## Objective
Transcribe the lines below verbatim, skipping the images.

## Figure data in JSON
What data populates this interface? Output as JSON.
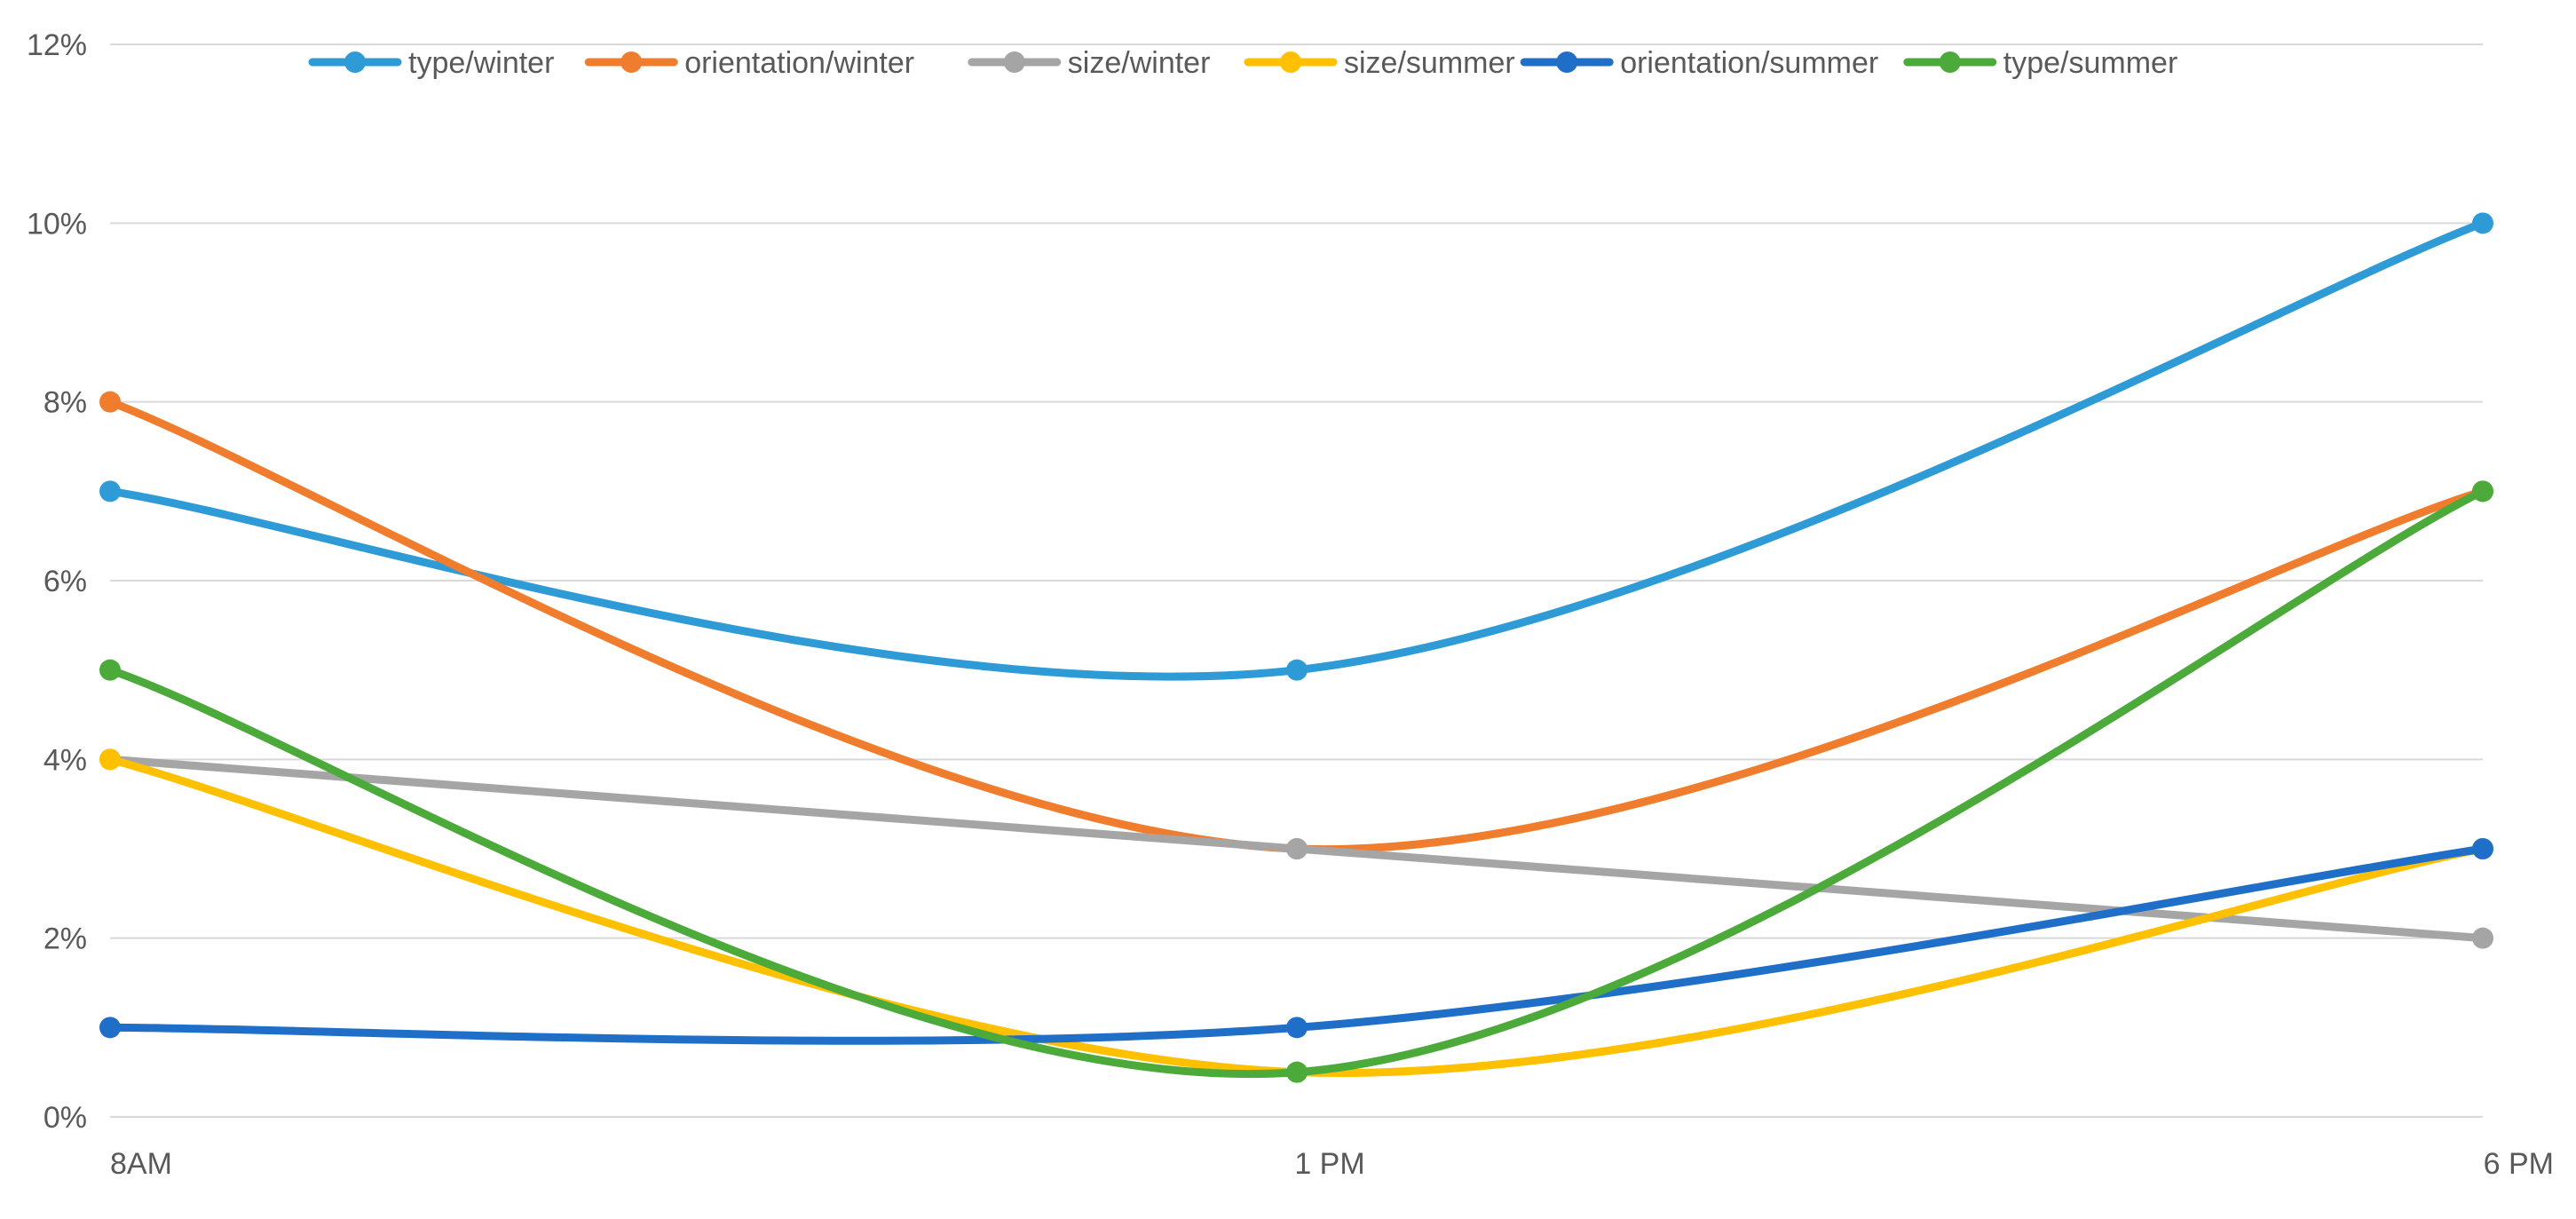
{
  "chart_data": {
    "type": "line",
    "title": "",
    "xlabel": "",
    "ylabel": "",
    "categories": [
      "8AM",
      "1 PM",
      "6 PM"
    ],
    "ylim": [
      0,
      12
    ],
    "y_ticks": [
      0,
      2,
      4,
      6,
      8,
      10,
      12
    ],
    "y_tick_labels": [
      "0%",
      "2%",
      "4%",
      "6%",
      "8%",
      "10%",
      "12%"
    ],
    "grid": true,
    "smooth": true,
    "legend_position": "top",
    "series": [
      {
        "name": "type/winter",
        "color": "#2E9BD6",
        "values": [
          7,
          5,
          10
        ]
      },
      {
        "name": "orientation/winter",
        "color": "#F07D2E",
        "values": [
          8,
          3,
          7
        ]
      },
      {
        "name": "size/winter",
        "color": "#A5A5A5",
        "values": [
          4,
          3,
          2
        ]
      },
      {
        "name": "size/summer",
        "color": "#FFC000",
        "values": [
          4,
          0.5,
          3
        ]
      },
      {
        "name": "orientation/summer",
        "color": "#1F6FC8",
        "values": [
          1,
          1,
          3
        ]
      },
      {
        "name": "type/summer",
        "color": "#4BAA3A",
        "values": [
          5,
          0.5,
          7
        ]
      }
    ]
  }
}
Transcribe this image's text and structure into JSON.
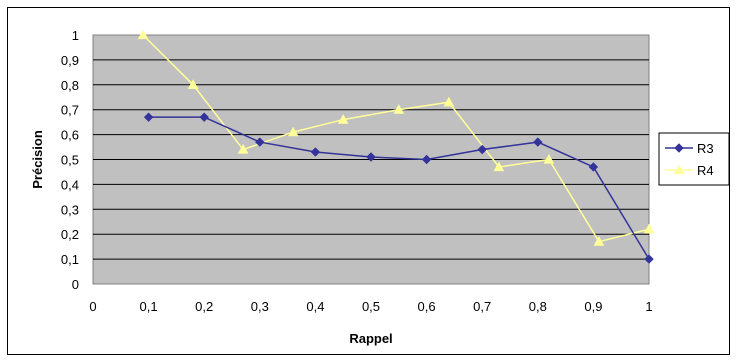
{
  "chart_data": {
    "type": "line",
    "title": "",
    "xlabel": "Rappel",
    "ylabel": "Précision",
    "xlim": [
      0,
      1
    ],
    "ylim": [
      0,
      1
    ],
    "x_ticks": [
      "0",
      "0,1",
      "0,2",
      "0,3",
      "0,4",
      "0,5",
      "0,6",
      "0,7",
      "0,8",
      "0,9",
      "1"
    ],
    "y_ticks": [
      "0",
      "0,1",
      "0,2",
      "0,3",
      "0,4",
      "0,5",
      "0,6",
      "0,7",
      "0,8",
      "0,9",
      "1"
    ],
    "grid": "horizontal",
    "legend_position": "right",
    "series": [
      {
        "name": "R3",
        "color": "#333399",
        "marker": "diamond",
        "x": [
          0.1,
          0.2,
          0.3,
          0.4,
          0.5,
          0.6,
          0.7,
          0.8,
          0.9,
          1.0
        ],
        "y": [
          0.67,
          0.67,
          0.57,
          0.53,
          0.51,
          0.5,
          0.54,
          0.57,
          0.47,
          0.1
        ]
      },
      {
        "name": "R4",
        "color": "#FFFF99",
        "marker": "triangle",
        "x": [
          0.09,
          0.18,
          0.27,
          0.36,
          0.45,
          0.55,
          0.64,
          0.73,
          0.82,
          0.91,
          1.0
        ],
        "y": [
          1.0,
          0.8,
          0.54,
          0.61,
          0.66,
          0.7,
          0.73,
          0.47,
          0.5,
          0.17,
          0.22
        ]
      }
    ]
  }
}
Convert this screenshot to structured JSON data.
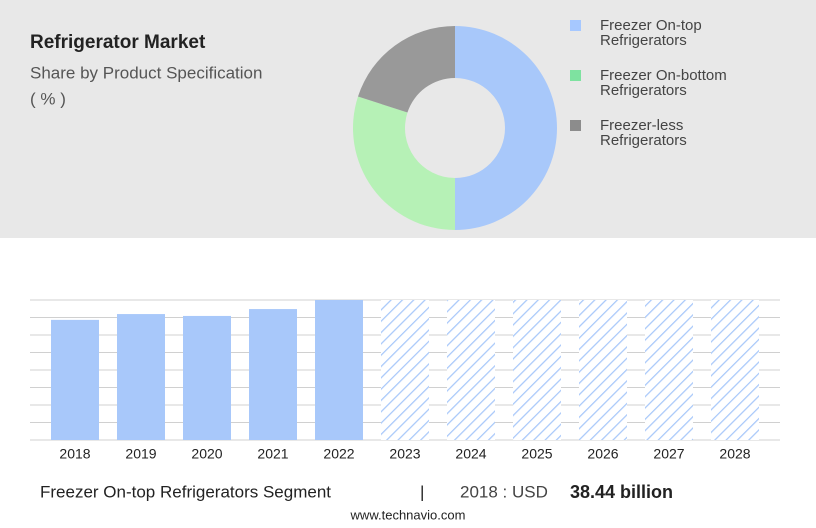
{
  "chart_data": [
    {
      "type": "donut",
      "title": "Refrigerator Market",
      "subtitle": "Share by Product Specification",
      "unit": "( % )",
      "categories": [
        "Freezer On-top Refrigerators",
        "Freezer On-bottom Refrigerators",
        "Freezer-less Refrigerators"
      ],
      "values": [
        50,
        30,
        20
      ],
      "colors": [
        "#a8c8fa",
        "#b6f1b6",
        "#999999"
      ],
      "legend_colors": [
        "#a6c8ff",
        "#7ee2a0",
        "#8c8c8c"
      ]
    },
    {
      "type": "bar",
      "categories": [
        "2018",
        "2019",
        "2020",
        "2021",
        "2022",
        "2023",
        "2024",
        "2025",
        "2026",
        "2027",
        "2028"
      ],
      "values": [
        38.44,
        40.3,
        39.7,
        41.9,
        44.8,
        null,
        null,
        null,
        null,
        null,
        null
      ],
      "color": "#a8c8fa",
      "ylim": [
        0,
        44.8
      ],
      "grid": true,
      "segment": "Freezer On-top Refrigerators Segment",
      "separator": "|",
      "highlight_label": "2018 : USD",
      "highlight_value": "38.44 billion"
    }
  ],
  "footer": "www.technavio.com"
}
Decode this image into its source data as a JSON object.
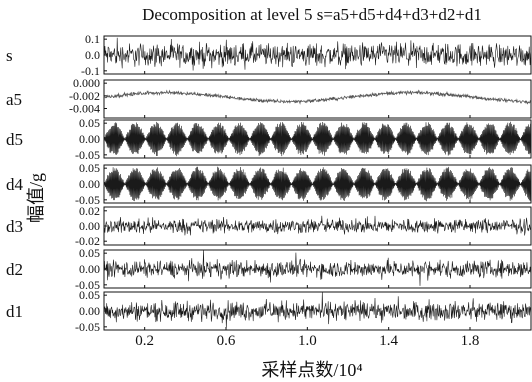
{
  "chart_data": {
    "type": "line",
    "title": "Decomposition at level 5 s=a5+d5+d4+d3+d2+d1",
    "ylabel": "幅值/g",
    "xlabel": "采样点数/10⁴",
    "xlim": [
      0,
      2.1
    ],
    "x_ticks": [
      "0.2",
      "0.6",
      "1.0",
      "1.4",
      "1.8"
    ],
    "x_tick_values": [
      0.2,
      0.6,
      1.0,
      1.4,
      1.8
    ],
    "series": [
      {
        "name": "s",
        "ylim": [
          -0.12,
          0.12
        ],
        "ticks": [
          "0.1",
          "0.0",
          "-0.1"
        ],
        "tick_values": [
          0.1,
          0.0,
          -0.1
        ],
        "kind": "noise",
        "amp": 0.11,
        "dense": true
      },
      {
        "name": "a5",
        "ylim": [
          -0.0055,
          0.0005
        ],
        "ticks": [
          "0.000",
          "-0.002",
          "-0.004"
        ],
        "tick_values": [
          0.0,
          -0.002,
          -0.004
        ],
        "kind": "trend",
        "base": -0.0022,
        "amp": 0.0007
      },
      {
        "name": "d5",
        "ylim": [
          -0.06,
          0.06
        ],
        "ticks": [
          "0.05",
          "0.00",
          "-0.05"
        ],
        "tick_values": [
          0.05,
          0.0,
          -0.05
        ],
        "kind": "beat",
        "amp": 0.055,
        "beats": 20.5
      },
      {
        "name": "d4",
        "ylim": [
          -0.06,
          0.06
        ],
        "ticks": [
          "0.05",
          "0.00",
          "-0.05"
        ],
        "tick_values": [
          0.05,
          0.0,
          -0.05
        ],
        "kind": "beat",
        "amp": 0.055,
        "beats": 20.5
      },
      {
        "name": "d3",
        "ylim": [
          -0.025,
          0.025
        ],
        "ticks": [
          "0.02",
          "0.00",
          "-0.02"
        ],
        "tick_values": [
          0.02,
          0.0,
          -0.02
        ],
        "kind": "noise",
        "amp": 0.016,
        "dense": false
      },
      {
        "name": "d2",
        "ylim": [
          -0.06,
          0.06
        ],
        "ticks": [
          "0.05",
          "0.00",
          "-0.05"
        ],
        "tick_values": [
          0.05,
          0.0,
          -0.05
        ],
        "kind": "noise",
        "amp": 0.045,
        "dense": false
      },
      {
        "name": "d1",
        "ylim": [
          -0.06,
          0.06
        ],
        "ticks": [
          "0.05",
          "0.00",
          "-0.05"
        ],
        "tick_values": [
          0.05,
          0.0,
          -0.05
        ],
        "kind": "noise",
        "amp": 0.05,
        "dense": false
      }
    ]
  }
}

## Answer below
What data populates this interface? Output as JSON.
{
  "chart_data": {
    "type": "line",
    "title": "",
    "xlabel": "",
    "ylabel": "",
    "categories": [
      "8AM",
      "1 PM",
      "6 PM"
    ],
    "ylim": [
      0,
      12
    ],
    "y_ticks": [
      0,
      2,
      4,
      6,
      8,
      10,
      12
    ],
    "y_tick_labels": [
      "0%",
      "2%",
      "4%",
      "6%",
      "8%",
      "10%",
      "12%"
    ],
    "grid": true,
    "smooth": true,
    "legend_position": "top",
    "series": [
      {
        "name": "type/winter",
        "color": "#2E9BD6",
        "values": [
          7,
          5,
          10
        ]
      },
      {
        "name": "orientation/winter",
        "color": "#F07D2E",
        "values": [
          8,
          3,
          7
        ]
      },
      {
        "name": "size/winter",
        "color": "#A5A5A5",
        "values": [
          4,
          3,
          2
        ]
      },
      {
        "name": "size/summer",
        "color": "#FFC000",
        "values": [
          4,
          0.5,
          3
        ]
      },
      {
        "name": "orientation/summer",
        "color": "#1F6FC8",
        "values": [
          1,
          1,
          3
        ]
      },
      {
        "name": "type/summer",
        "color": "#4BAA3A",
        "values": [
          5,
          0.5,
          7
        ]
      }
    ]
  }
}
Transcribe this image's text and structure into JSON.
{
  "chart_data": {
    "type": "line",
    "title": "",
    "xlabel": "Rappel",
    "ylabel": "Précision",
    "xlim": [
      0,
      1
    ],
    "ylim": [
      0,
      1
    ],
    "x_ticks": [
      "0",
      "0,1",
      "0,2",
      "0,3",
      "0,4",
      "0,5",
      "0,6",
      "0,7",
      "0,8",
      "0,9",
      "1"
    ],
    "y_ticks": [
      "0",
      "0,1",
      "0,2",
      "0,3",
      "0,4",
      "0,5",
      "0,6",
      "0,7",
      "0,8",
      "0,9",
      "1"
    ],
    "grid": "horizontal",
    "legend_position": "right",
    "series": [
      {
        "name": "R3",
        "color": "#333399",
        "marker": "diamond",
        "x": [
          0.1,
          0.2,
          0.3,
          0.4,
          0.5,
          0.6,
          0.7,
          0.8,
          0.9,
          1.0
        ],
        "y": [
          0.67,
          0.67,
          0.57,
          0.53,
          0.51,
          0.5,
          0.54,
          0.57,
          0.47,
          0.1
        ]
      },
      {
        "name": "R4",
        "color": "#FFFF99",
        "marker": "triangle",
        "x": [
          0.09,
          0.18,
          0.27,
          0.36,
          0.45,
          0.55,
          0.64,
          0.73,
          0.82,
          0.91,
          1.0
        ],
        "y": [
          1.0,
          0.8,
          0.54,
          0.61,
          0.66,
          0.7,
          0.73,
          0.47,
          0.5,
          0.17,
          0.22
        ]
      }
    ]
  }
}
Convert this screenshot to structured JSON data.
{
  "chart_data": [
    {
      "type": "donut",
      "title": "Refrigerator Market",
      "subtitle": "Share by Product Specification",
      "unit": "( % )",
      "categories": [
        "Freezer On-top Refrigerators",
        "Freezer On-bottom Refrigerators",
        "Freezer-less Refrigerators"
      ],
      "values": [
        50,
        30,
        20
      ],
      "colors": [
        "#a8c8fa",
        "#b6f1b6",
        "#999999"
      ],
      "legend_colors": [
        "#a6c8ff",
        "#7ee2a0",
        "#8c8c8c"
      ]
    },
    {
      "type": "bar",
      "categories": [
        "2018",
        "2019",
        "2020",
        "2021",
        "2022",
        "2023",
        "2024",
        "2025",
        "2026",
        "2027",
        "2028"
      ],
      "values": [
        38.44,
        40.3,
        39.7,
        41.9,
        44.8,
        null,
        null,
        null,
        null,
        null,
        null
      ],
      "color": "#a8c8fa",
      "ylim": [
        0,
        44.8
      ],
      "grid": true,
      "segment": "Freezer On-top Refrigerators Segment",
      "separator": "|",
      "highlight_label": "2018 : USD",
      "highlight_value": "38.44 billion"
    }
  ],
  "footer": "www.technavio.com"
}
Decode this image into its source data as a JSON object.
{
  "chart_data": {
    "type": "line",
    "title": "Decomposition at level 5 s=a5+d5+d4+d3+d2+d1",
    "ylabel": "幅值/g",
    "xlabel": "采样点数/10⁴",
    "xlim": [
      0,
      2.1
    ],
    "x_ticks": [
      "0.2",
      "0.6",
      "1.0",
      "1.4",
      "1.8"
    ],
    "x_tick_values": [
      0.2,
      0.6,
      1.0,
      1.4,
      1.8
    ],
    "series": [
      {
        "name": "s",
        "ylim": [
          -0.12,
          0.12
        ],
        "ticks": [
          "0.1",
          "0.0",
          "-0.1"
        ],
        "tick_values": [
          0.1,
          0.0,
          -0.1
        ],
        "kind": "noise",
        "amp": 0.11,
        "dense": true
      },
      {
        "name": "a5",
        "ylim": [
          -0.0055,
          0.0005
        ],
        "ticks": [
          "0.000",
          "-0.002",
          "-0.004"
        ],
        "tick_values": [
          0.0,
          -0.002,
          -0.004
        ],
        "kind": "trend",
        "base": -0.0022,
        "amp": 0.0007
      },
      {
        "name": "d5",
        "ylim": [
          -0.06,
          0.06
        ],
        "ticks": [
          "0.05",
          "0.00",
          "-0.05"
        ],
        "tick_values": [
          0.05,
          0.0,
          -0.05
        ],
        "kind": "beat",
        "amp": 0.055,
        "beats": 20.5
      },
      {
        "name": "d4",
        "ylim": [
          -0.06,
          0.06
        ],
        "ticks": [
          "0.05",
          "0.00",
          "-0.05"
        ],
        "tick_values": [
          0.05,
          0.0,
          -0.05
        ],
        "kind": "beat",
        "amp": 0.055,
        "beats": 20.5
      },
      {
        "name": "d3",
        "ylim": [
          -0.025,
          0.025
        ],
        "ticks": [
          "0.02",
          "0.00",
          "-0.02"
        ],
        "tick_values": [
          0.02,
          0.0,
          -0.02
        ],
        "kind": "noise",
        "amp": 0.016,
        "dense": false
      },
      {
        "name": "d2",
        "ylim": [
          -0.06,
          0.06
        ],
        "ticks": [
          "0.05",
          "0.00",
          "-0.05"
        ],
        "tick_values": [
          0.05,
          0.0,
          -0.05
        ],
        "kind": "noise",
        "amp": 0.045,
        "dense": false
      },
      {
        "name": "d1",
        "ylim": [
          -0.06,
          0.06
        ],
        "ticks": [
          "0.05",
          "0.00",
          "-0.05"
        ],
        "tick_values": [
          0.05,
          0.0,
          -0.05
        ],
        "kind": "noise",
        "amp": 0.05,
        "dense": false
      }
    ]
  }
}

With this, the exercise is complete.